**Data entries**

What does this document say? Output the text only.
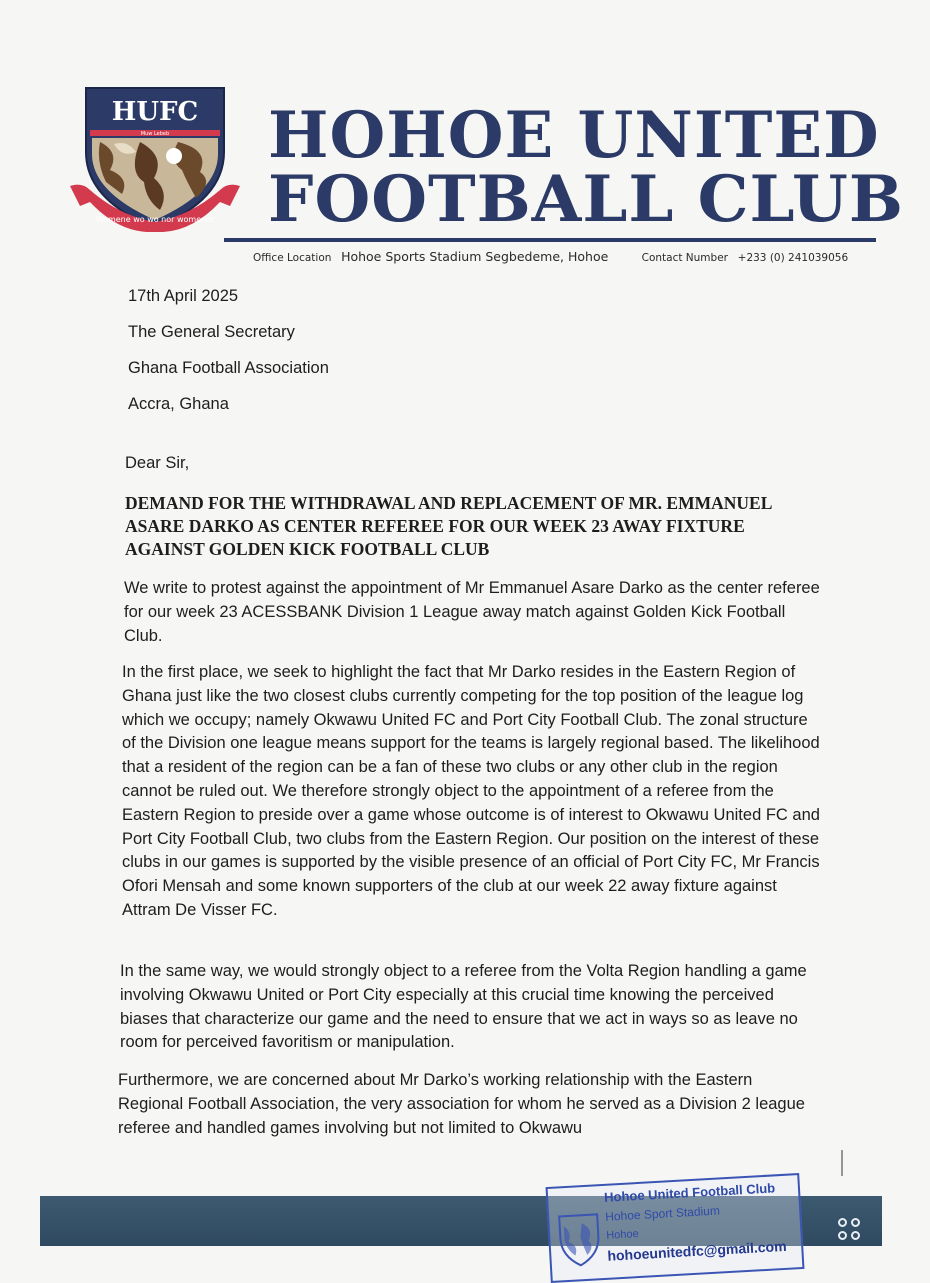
HUFC
Muw Lebeb
Womene wo wo nor womenor
HOHOE UNITED
FOOTBALL CLUB
Office Location Hohoe Sports Stadium Segbedeme, Hohoe	Contact Number +233 (0) 241039056
17th April 2025
The General Secretary
Ghana Football Association
Accra, Ghana
Dear Sir,
DEMAND FOR THE WITHDRAWAL AND REPLACEMENT OF MR. EMMANUEL ASARE DARKO AS CENTER REFEREE FOR OUR WEEK 23 AWAY FIXTURE AGAINST GOLDEN KICK FOOTBALL CLUB

We write to protest against the appointment of Mr Emmanuel Asare Darko as the center referee for our week 23 ACESSBANK Division 1 League away match against Golden Kick Football Club.

In the first place, we seek to highlight the fact that Mr Darko resides in the Eastern Region of Ghana just like the two closest clubs currently competing for the top position of the league log which we occupy; namely Okwawu United FC and Port City Football Club. The zonal structure of the Division one league means support for the teams is largely regional based. The likelihood that a resident of the region can be a fan of these two clubs or any other club in the region cannot be ruled out. We therefore strongly object to the appointment of a referee from the Eastern Region to preside over a game whose outcome is of interest to Okwawu United FC and Port City Football Club, two clubs from the Eastern Region. Our position on the interest of these clubs in our games is supported by the visible presence of an official of Port City FC, Mr Francis Ofori Mensah and some known supporters of the club at our week 22 away fixture against Attram De Visser FC.

In the same way, we would strongly object to a referee from the Volta Region handling a game involving Okwawu United or Port City especially at this crucial time knowing the perceived biases that characterize our game and the need to ensure that we act in ways so as leave no room for perceived favoritism or manipulation.

Furthermore, we are concerned about Mr Darko’s working relationship with the Eastern Regional Football Association, the very association for whom he served as a Division 2 league referee and handled games involving but not limited to Okwawu

Hohoe United Football Club
Hohoe Sport Stadium
Hohoe
hohoeunitedfc@gmail.com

**WHAT YOU SHOULD DO**
In the listing, find each line with the string "Association" and copy it.

**EXPECTED ANSWER**
Ghana Football Association
Furthermore, we are concerned about Mr Darko’s working relationship with the Eastern Regional Football Association, the very association for whom he served as a Division 2 league referee and handled games involving but not limited to Okwawu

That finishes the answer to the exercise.